* **Exercise goal**:
Look at the entries below and reproduce them exactly.

Dataset items:
——————

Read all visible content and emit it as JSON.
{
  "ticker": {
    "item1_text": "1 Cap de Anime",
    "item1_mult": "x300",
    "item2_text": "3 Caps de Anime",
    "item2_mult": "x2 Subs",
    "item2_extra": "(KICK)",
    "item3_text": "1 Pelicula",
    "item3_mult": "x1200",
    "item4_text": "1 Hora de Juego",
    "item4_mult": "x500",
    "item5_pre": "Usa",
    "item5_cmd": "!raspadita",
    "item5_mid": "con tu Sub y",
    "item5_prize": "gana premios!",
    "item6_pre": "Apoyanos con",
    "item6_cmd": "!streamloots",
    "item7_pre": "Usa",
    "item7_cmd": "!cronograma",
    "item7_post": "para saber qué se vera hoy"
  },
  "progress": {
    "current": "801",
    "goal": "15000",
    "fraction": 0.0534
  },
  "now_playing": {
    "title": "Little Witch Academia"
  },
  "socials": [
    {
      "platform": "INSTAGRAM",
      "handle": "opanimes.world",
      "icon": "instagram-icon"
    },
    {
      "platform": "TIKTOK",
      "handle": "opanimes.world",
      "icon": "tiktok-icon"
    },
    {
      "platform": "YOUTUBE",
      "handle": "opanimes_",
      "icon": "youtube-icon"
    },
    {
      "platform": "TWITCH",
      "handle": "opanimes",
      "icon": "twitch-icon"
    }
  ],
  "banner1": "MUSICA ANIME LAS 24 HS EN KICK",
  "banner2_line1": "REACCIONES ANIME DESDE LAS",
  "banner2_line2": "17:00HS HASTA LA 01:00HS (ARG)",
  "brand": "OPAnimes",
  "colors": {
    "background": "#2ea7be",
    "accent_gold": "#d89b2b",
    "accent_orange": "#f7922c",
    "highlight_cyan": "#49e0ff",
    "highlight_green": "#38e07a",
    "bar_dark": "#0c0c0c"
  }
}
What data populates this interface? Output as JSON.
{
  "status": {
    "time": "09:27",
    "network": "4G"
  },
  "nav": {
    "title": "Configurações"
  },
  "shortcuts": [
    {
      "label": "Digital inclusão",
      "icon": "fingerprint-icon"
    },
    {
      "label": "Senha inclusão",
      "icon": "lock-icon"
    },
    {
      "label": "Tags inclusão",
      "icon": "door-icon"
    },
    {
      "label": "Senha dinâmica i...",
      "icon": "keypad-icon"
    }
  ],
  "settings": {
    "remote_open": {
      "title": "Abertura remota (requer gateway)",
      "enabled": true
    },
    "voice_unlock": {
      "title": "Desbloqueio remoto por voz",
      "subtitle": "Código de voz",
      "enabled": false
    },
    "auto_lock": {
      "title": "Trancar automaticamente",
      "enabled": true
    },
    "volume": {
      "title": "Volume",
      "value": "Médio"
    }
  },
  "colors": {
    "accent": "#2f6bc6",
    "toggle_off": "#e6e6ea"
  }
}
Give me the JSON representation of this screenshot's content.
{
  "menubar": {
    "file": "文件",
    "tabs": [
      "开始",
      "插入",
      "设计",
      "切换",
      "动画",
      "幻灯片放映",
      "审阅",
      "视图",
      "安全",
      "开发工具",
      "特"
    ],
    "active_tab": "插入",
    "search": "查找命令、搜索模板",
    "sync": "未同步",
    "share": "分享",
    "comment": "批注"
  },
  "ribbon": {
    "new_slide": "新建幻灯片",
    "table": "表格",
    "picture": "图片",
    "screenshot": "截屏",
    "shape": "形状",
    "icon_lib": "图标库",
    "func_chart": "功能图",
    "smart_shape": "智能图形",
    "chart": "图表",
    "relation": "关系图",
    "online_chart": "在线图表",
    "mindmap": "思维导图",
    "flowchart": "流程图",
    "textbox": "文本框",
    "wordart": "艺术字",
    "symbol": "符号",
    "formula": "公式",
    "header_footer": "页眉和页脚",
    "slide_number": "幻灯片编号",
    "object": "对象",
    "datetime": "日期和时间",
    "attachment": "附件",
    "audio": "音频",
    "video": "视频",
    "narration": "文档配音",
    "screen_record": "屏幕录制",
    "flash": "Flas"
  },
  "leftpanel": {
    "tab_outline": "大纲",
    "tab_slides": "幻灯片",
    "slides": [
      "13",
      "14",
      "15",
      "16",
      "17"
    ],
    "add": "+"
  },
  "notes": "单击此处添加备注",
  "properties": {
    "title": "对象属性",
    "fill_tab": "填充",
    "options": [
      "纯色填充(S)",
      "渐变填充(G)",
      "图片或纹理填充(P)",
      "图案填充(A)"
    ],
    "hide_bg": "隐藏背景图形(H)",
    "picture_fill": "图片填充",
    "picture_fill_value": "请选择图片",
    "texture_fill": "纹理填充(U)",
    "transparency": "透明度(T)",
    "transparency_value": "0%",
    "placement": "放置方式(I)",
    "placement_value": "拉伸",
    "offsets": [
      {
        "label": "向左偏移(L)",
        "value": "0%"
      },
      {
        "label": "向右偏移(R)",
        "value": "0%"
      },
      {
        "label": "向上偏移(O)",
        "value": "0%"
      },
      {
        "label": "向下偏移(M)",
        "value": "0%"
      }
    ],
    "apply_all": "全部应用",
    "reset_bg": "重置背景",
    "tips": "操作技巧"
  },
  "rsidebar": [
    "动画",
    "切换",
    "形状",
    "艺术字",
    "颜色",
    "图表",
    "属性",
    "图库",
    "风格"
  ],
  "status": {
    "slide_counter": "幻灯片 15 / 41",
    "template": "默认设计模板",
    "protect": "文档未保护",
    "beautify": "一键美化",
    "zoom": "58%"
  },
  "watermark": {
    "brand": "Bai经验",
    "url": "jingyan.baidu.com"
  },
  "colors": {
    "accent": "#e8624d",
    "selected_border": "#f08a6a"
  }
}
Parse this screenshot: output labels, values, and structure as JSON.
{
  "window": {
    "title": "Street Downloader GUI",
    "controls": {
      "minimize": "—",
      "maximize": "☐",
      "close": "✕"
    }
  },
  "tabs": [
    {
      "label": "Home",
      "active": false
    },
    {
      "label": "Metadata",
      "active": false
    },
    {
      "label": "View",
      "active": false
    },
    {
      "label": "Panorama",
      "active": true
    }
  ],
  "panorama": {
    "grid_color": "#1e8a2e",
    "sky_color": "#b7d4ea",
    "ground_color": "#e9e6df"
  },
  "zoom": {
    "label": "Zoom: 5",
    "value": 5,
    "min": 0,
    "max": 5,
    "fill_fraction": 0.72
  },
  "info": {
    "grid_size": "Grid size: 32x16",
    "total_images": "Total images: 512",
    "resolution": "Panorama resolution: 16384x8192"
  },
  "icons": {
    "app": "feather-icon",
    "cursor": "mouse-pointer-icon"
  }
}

——————

* **Response below**:
Read all visible content and emit it as JSON.
{
  "ticker": {
    "item1_text": "1 Cap de Anime",
    "item1_mult": "x300",
    "item2_text": "3 Caps de Anime",
    "item2_mult": "x2 Subs",
    "item2_extra": "(KICK)",
    "item3_text": "1 Pelicula",
    "item3_mult": "x1200",
    "item4_text": "1 Hora de Juego",
    "item4_mult": "x500",
    "item5_pre": "Usa",
    "item5_cmd": "!raspadita",
    "item5_mid": "con tu Sub y",
    "item5_prize": "gana premios!",
    "item6_pre": "Apoyanos con",
    "item6_cmd": "!streamloots",
    "item7_pre": "Usa",
    "item7_cmd": "!cronograma",
    "item7_post": "para saber qué se vera hoy"
  },
  "progress": {
    "current": "801",
    "goal": "15000",
    "fraction": 0.0534
  },
  "now_playing": {
    "title": "Little Witch Academia"
  },
  "socials": [
    {
      "platform": "INSTAGRAM",
      "handle": "opanimes.world",
      "icon": "instagram-icon"
    },
    {
      "platform": "TIKTOK",
      "handle": "opanimes.world",
      "icon": "tiktok-icon"
    },
    {
      "platform": "YOUTUBE",
      "handle": "opanimes_",
      "icon": "youtube-icon"
    },
    {
      "platform": "TWITCH",
      "handle": "opanimes",
      "icon": "twitch-icon"
    }
  ],
  "banner1": "MUSICA ANIME LAS 24 HS EN KICK",
  "banner2_line1": "REACCIONES ANIME DESDE LAS",
  "banner2_line2": "17:00HS HASTA LA 01:00HS (ARG)",
  "brand": "OPAnimes",
  "colors": {
    "background": "#2ea7be",
    "accent_gold": "#d89b2b",
    "accent_orange": "#f7922c",
    "highlight_cyan": "#49e0ff",
    "highlight_green": "#38e07a",
    "bar_dark": "#0c0c0c"
  }
}
What data populates this interface? Output as JSON.
{
  "status": {
    "time": "09:27",
    "network": "4G"
  },
  "nav": {
    "title": "Configurações"
  },
  "shortcuts": [
    {
      "label": "Digital inclusão",
      "icon": "fingerprint-icon"
    },
    {
      "label": "Senha inclusão",
      "icon": "lock-icon"
    },
    {
      "label": "Tags inclusão",
      "icon": "door-icon"
    },
    {
      "label": "Senha dinâmica i...",
      "icon": "keypad-icon"
    }
  ],
  "settings": {
    "remote_open": {
      "title": "Abertura remota (requer gateway)",
      "enabled": true
    },
    "voice_unlock": {
      "title": "Desbloqueio remoto por voz",
      "subtitle": "Código de voz",
      "enabled": false
    },
    "auto_lock": {
      "title": "Trancar automaticamente",
      "enabled": true
    },
    "volume": {
      "title": "Volume",
      "value": "Médio"
    }
  },
  "colors": {
    "accent": "#2f6bc6",
    "toggle_off": "#e6e6ea"
  }
}
Give me the JSON representation of this screenshot's content.
{
  "menubar": {
    "file": "文件",
    "tabs": [
      "开始",
      "插入",
      "设计",
      "切换",
      "动画",
      "幻灯片放映",
      "审阅",
      "视图",
      "安全",
      "开发工具",
      "特"
    ],
    "active_tab": "插入",
    "search": "查找命令、搜索模板",
    "sync": "未同步",
    "share": "分享",
    "comment": "批注"
  },
  "ribbon": {
    "new_slide": "新建幻灯片",
    "table": "表格",
    "picture": "图片",
    "screenshot": "截屏",
    "shape": "形状",
    "icon_lib": "图标库",
    "func_chart": "功能图",
    "smart_shape": "智能图形",
    "chart": "图表",
    "relation": "关系图",
    "online_chart": "在线图表",
    "mindmap": "思维导图",
    "flowchart": "流程图",
    "textbox": "文本框",
    "wordart": "艺术字",
    "symbol": "符号",
    "formula": "公式",
    "header_footer": "页眉和页脚",
    "slide_number": "幻灯片编号",
    "object": "对象",
    "datetime": "日期和时间",
    "attachment": "附件",
    "audio": "音频",
    "video": "视频",
    "narration": "文档配音",
    "screen_record": "屏幕录制",
    "flash": "Flas"
  },
  "leftpanel": {
    "tab_outline": "大纲",
    "tab_slides": "幻灯片",
    "slides": [
      "13",
      "14",
      "15",
      "16",
      "17"
    ],
    "add": "+"
  },
  "notes": "单击此处添加备注",
  "properties": {
    "title": "对象属性",
    "fill_tab": "填充",
    "options": [
      "纯色填充(S)",
      "渐变填充(G)",
      "图片或纹理填充(P)",
      "图案填充(A)"
    ],
    "hide_bg": "隐藏背景图形(H)",
    "picture_fill": "图片填充",
    "picture_fill_value": "请选择图片",
    "texture_fill": "纹理填充(U)",
    "transparency": "透明度(T)",
    "transparency_value": "0%",
    "placement": "放置方式(I)",
    "placement_value": "拉伸",
    "offsets": [
      {
        "label": "向左偏移(L)",
        "value": "0%"
      },
      {
        "label": "向右偏移(R)",
        "value": "0%"
      },
      {
        "label": "向上偏移(O)",
        "value": "0%"
      },
      {
        "label": "向下偏移(M)",
        "value": "0%"
      }
    ],
    "apply_all": "全部应用",
    "reset_bg": "重置背景",
    "tips": "操作技巧"
  },
  "rsidebar": [
    "动画",
    "切换",
    "形状",
    "艺术字",
    "颜色",
    "图表",
    "属性",
    "图库",
    "风格"
  ],
  "status": {
    "slide_counter": "幻灯片 15 / 41",
    "template": "默认设计模板",
    "protect": "文档未保护",
    "beautify": "一键美化",
    "zoom": "58%"
  },
  "watermark": {
    "brand": "Bai经验",
    "url": "jingyan.baidu.com"
  },
  "colors": {
    "accent": "#e8624d",
    "selected_border": "#f08a6a"
  }
}
Parse this screenshot: output labels, values, and structure as JSON.
{
  "window": {
    "title": "Street Downloader GUI",
    "controls": {
      "minimize": "—",
      "maximize": "☐",
      "close": "✕"
    }
  },
  "tabs": [
    {
      "label": "Home",
      "active": false
    },
    {
      "label": "Metadata",
      "active": false
    },
    {
      "label": "View",
      "active": false
    },
    {
      "label": "Panorama",
      "active": true
    }
  ],
  "panorama": {
    "grid_color": "#1e8a2e",
    "sky_color": "#b7d4ea",
    "ground_color": "#e9e6df"
  },
  "zoom": {
    "label": "Zoom: 5",
    "value": 5,
    "min": 0,
    "max": 5,
    "fill_fraction": 0.72
  },
  "info": {
    "grid_size": "Grid size: 32x16",
    "total_images": "Total images: 512",
    "resolution": "Panorama resolution: 16384x8192"
  },
  "icons": {
    "app": "feather-icon",
    "cursor": "mouse-pointer-icon"
  }
}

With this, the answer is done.